**Instructions to follow:** Type out all the records word for word. Any pictures are to be left out.

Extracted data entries
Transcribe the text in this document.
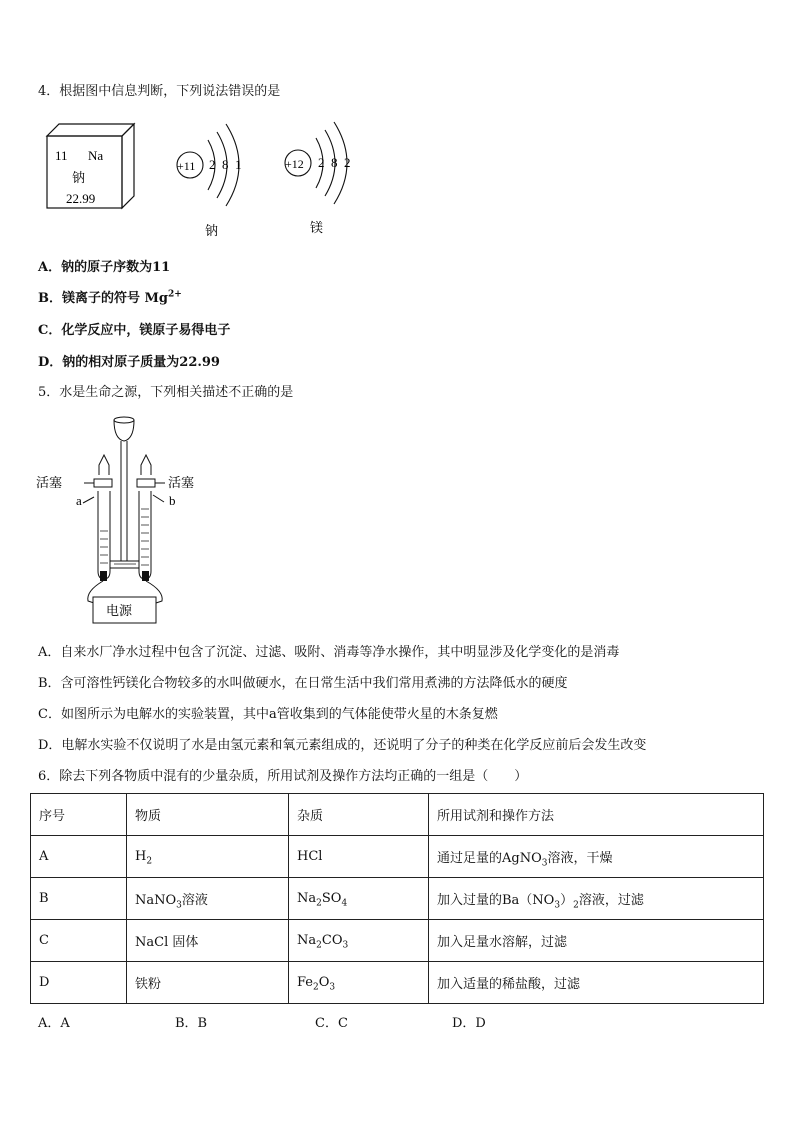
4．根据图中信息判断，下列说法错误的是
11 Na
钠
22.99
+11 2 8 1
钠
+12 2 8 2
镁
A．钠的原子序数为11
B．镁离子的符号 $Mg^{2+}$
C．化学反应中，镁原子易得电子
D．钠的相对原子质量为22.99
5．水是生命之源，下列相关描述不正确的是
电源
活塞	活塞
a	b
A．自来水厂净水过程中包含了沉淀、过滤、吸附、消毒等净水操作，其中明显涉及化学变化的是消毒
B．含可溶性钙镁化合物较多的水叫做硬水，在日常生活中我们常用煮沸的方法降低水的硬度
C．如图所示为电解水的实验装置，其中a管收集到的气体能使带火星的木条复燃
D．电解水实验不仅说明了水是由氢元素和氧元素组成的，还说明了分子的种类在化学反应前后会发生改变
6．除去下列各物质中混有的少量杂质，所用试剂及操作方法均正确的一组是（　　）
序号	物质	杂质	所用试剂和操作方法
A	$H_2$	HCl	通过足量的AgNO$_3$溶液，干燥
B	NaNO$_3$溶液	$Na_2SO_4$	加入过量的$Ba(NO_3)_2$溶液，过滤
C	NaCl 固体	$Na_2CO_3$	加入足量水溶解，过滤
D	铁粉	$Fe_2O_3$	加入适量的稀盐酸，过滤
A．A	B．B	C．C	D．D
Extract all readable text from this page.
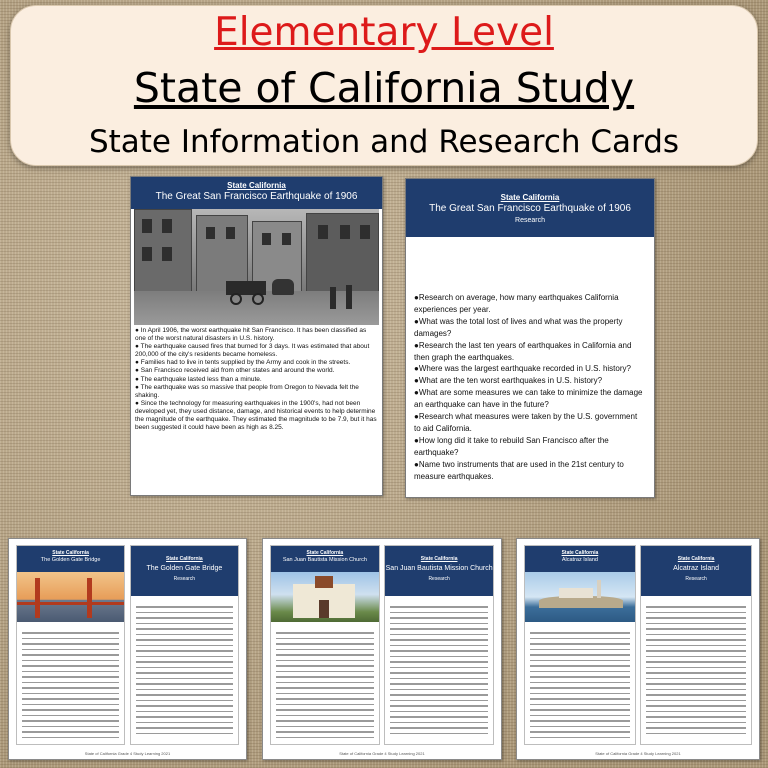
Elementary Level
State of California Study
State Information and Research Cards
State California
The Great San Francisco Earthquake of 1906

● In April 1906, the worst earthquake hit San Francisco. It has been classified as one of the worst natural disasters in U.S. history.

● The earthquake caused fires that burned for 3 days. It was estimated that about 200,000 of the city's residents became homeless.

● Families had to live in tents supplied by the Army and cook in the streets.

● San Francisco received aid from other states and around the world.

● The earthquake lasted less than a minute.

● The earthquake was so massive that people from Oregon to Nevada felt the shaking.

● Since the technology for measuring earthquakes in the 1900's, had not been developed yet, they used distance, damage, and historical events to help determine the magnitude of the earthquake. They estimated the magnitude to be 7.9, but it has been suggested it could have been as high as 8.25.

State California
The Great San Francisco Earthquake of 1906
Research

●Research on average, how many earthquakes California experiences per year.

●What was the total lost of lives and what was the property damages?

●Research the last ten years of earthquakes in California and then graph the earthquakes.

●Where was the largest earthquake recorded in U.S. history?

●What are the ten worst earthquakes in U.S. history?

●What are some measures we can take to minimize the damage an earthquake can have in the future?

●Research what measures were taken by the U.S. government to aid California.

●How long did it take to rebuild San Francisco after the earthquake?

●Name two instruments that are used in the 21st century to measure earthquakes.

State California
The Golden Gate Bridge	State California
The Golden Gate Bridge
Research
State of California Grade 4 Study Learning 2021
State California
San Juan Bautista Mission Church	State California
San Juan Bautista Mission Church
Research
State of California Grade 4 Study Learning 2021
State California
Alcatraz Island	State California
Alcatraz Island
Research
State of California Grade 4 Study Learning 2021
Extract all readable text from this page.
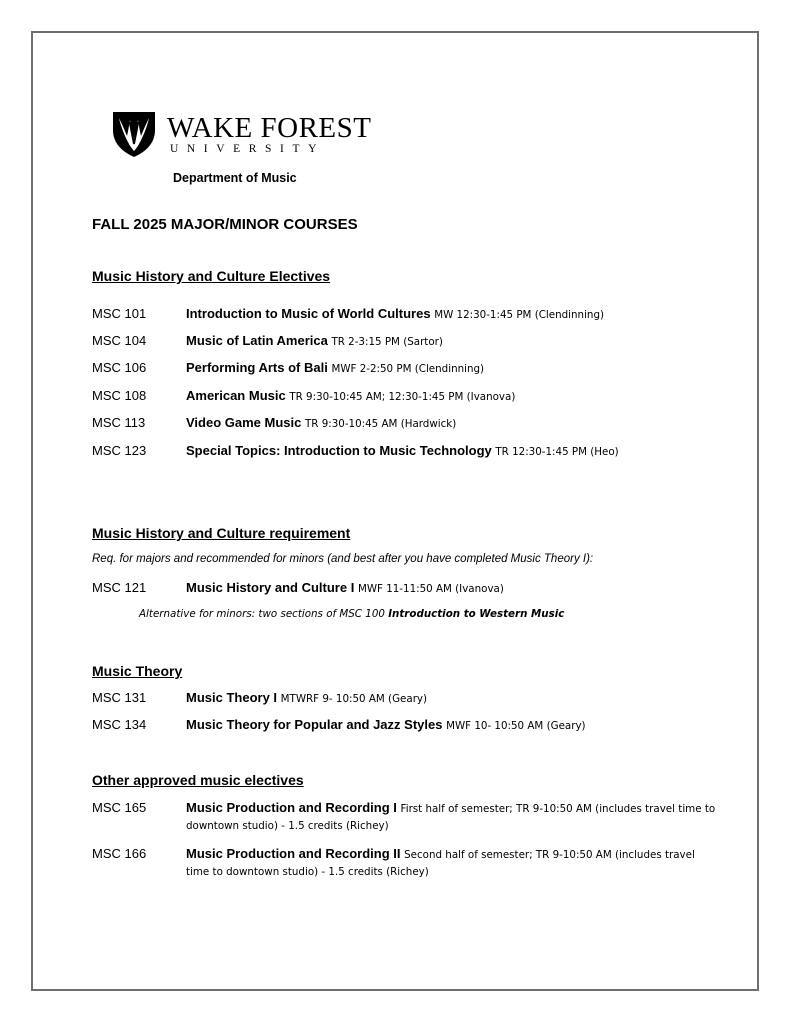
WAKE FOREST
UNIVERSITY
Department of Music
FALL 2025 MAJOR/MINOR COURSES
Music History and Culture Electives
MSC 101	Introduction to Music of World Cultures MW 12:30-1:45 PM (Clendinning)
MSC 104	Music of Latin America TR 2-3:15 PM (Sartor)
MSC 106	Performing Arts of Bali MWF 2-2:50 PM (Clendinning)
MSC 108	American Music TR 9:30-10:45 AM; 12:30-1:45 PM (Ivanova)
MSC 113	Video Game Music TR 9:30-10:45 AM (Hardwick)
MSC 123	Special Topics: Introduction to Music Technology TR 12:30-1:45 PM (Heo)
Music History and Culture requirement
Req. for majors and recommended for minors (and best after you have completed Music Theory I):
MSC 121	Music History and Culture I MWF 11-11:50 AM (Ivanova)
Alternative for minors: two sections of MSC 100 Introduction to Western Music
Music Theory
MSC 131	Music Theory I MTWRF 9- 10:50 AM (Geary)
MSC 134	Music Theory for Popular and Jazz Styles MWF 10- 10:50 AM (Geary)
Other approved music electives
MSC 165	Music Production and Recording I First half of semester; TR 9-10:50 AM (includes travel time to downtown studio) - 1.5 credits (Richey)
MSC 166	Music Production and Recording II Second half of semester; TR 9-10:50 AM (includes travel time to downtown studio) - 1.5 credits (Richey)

**Finished exercise:**
Transcribe the text in this document.
4．根据图中信息判断，下列说法错误的是
11 Na
钠
22.99
+11 2 8 1
钠
+12 2 8 2
镁
A．钠的原子序数为11
B．镁离子的符号 $Mg^{2+}$
C．化学反应中，镁原子易得电子
D．钠的相对原子质量为22.99
5．水是生命之源，下列相关描述不正确的是
电源
活塞	活塞
a	b
A．自来水厂净水过程中包含了沉淀、过滤、吸附、消毒等净水操作，其中明显涉及化学变化的是消毒
B．含可溶性钙镁化合物较多的水叫做硬水，在日常生活中我们常用煮沸的方法降低水的硬度
C．如图所示为电解水的实验装置，其中a管收集到的气体能使带火星的木条复燃
D．电解水实验不仅说明了水是由氢元素和氧元素组成的，还说明了分子的种类在化学反应前后会发生改变
6．除去下列各物质中混有的少量杂质，所用试剂及操作方法均正确的一组是（　　）
序号	物质	杂质	所用试剂和操作方法
A	$H_2$	HCl	通过足量的AgNO$_3$溶液，干燥
B	NaNO$_3$溶液	$Na_2SO_4$	加入过量的$Ba(NO_3)_2$溶液，过滤
C	NaCl 固体	$Na_2CO_3$	加入足量水溶解，过滤
D	铁粉	$Fe_2O_3$	加入适量的稀盐酸，过滤
A．A	B．B	C．C	D．D
Extract all readable text from this page.
Elementary Level
State of California Study
State Information and Research Cards
State California
The Great San Francisco Earthquake of 1906

● In April 1906, the worst earthquake hit San Francisco. It has been classified as one of the worst natural disasters in U.S. history.

● The earthquake caused fires that burned for 3 days. It was estimated that about 200,000 of the city's residents became homeless.

● Families had to live in tents supplied by the Army and cook in the streets.

● San Francisco received aid from other states and around the world.

● The earthquake lasted less than a minute.

● The earthquake was so massive that people from Oregon to Nevada felt the shaking.

● Since the technology for measuring earthquakes in the 1900's, had not been developed yet, they used distance, damage, and historical events to help determine the magnitude of the earthquake. They estimated the magnitude to be 7.9, but it has been suggested it could have been as high as 8.25.

State California
The Great San Francisco Earthquake of 1906
Research

●Research on average, how many earthquakes California experiences per year.

●What was the total lost of lives and what was the property damages?

●Research the last ten years of earthquakes in California and then graph the earthquakes.

●Where was the largest earthquake recorded in U.S. history?

●What are the ten worst earthquakes in U.S. history?

●What are some measures we can take to minimize the damage an earthquake can have in the future?

●Research what measures were taken by the U.S. government to aid California.

●How long did it take to rebuild San Francisco after the earthquake?

●Name two instruments that are used in the 21st century to measure earthquakes.

State California
The Golden Gate Bridge	State California
The Golden Gate Bridge
Research
State of California Grade 4 Study Learning 2021
State California
San Juan Bautista Mission Church	State California
San Juan Bautista Mission Church
Research
State of California Grade 4 Study Learning 2021
State California
Alcatraz Island	State California
Alcatraz Island
Research
State of California Grade 4 Study Learning 2021
Extract all readable text from this page.
WAKE FOREST
UNIVERSITY
Department of Music
FALL 2025 MAJOR/MINOR COURSES
Music History and Culture Electives
MSC 101	Introduction to Music of World Cultures MW 12:30-1:45 PM (Clendinning)
MSC 104	Music of Latin America TR 2-3:15 PM (Sartor)
MSC 106	Performing Arts of Bali MWF 2-2:50 PM (Clendinning)
MSC 108	American Music TR 9:30-10:45 AM; 12:30-1:45 PM (Ivanova)
MSC 113	Video Game Music TR 9:30-10:45 AM (Hardwick)
MSC 123	Special Topics: Introduction to Music Technology TR 12:30-1:45 PM (Heo)
Music History and Culture requirement
Req. for majors and recommended for minors (and best after you have completed Music Theory I):
MSC 121	Music History and Culture I MWF 11-11:50 AM (Ivanova)
Alternative for minors: two sections of MSC 100 Introduction to Western Music
Music Theory
MSC 131	Music Theory I MTWRF 9- 10:50 AM (Geary)
MSC 134	Music Theory for Popular and Jazz Styles MWF 10- 10:50 AM (Geary)
Other approved music electives
MSC 165	Music Production and Recording I First half of semester; TR 9-10:50 AM (includes travel time to downtown studio) - 1.5 credits (Richey)
MSC 166	Music Production and Recording II Second half of semester; TR 9-10:50 AM (includes travel time to downtown studio) - 1.5 credits (Richey)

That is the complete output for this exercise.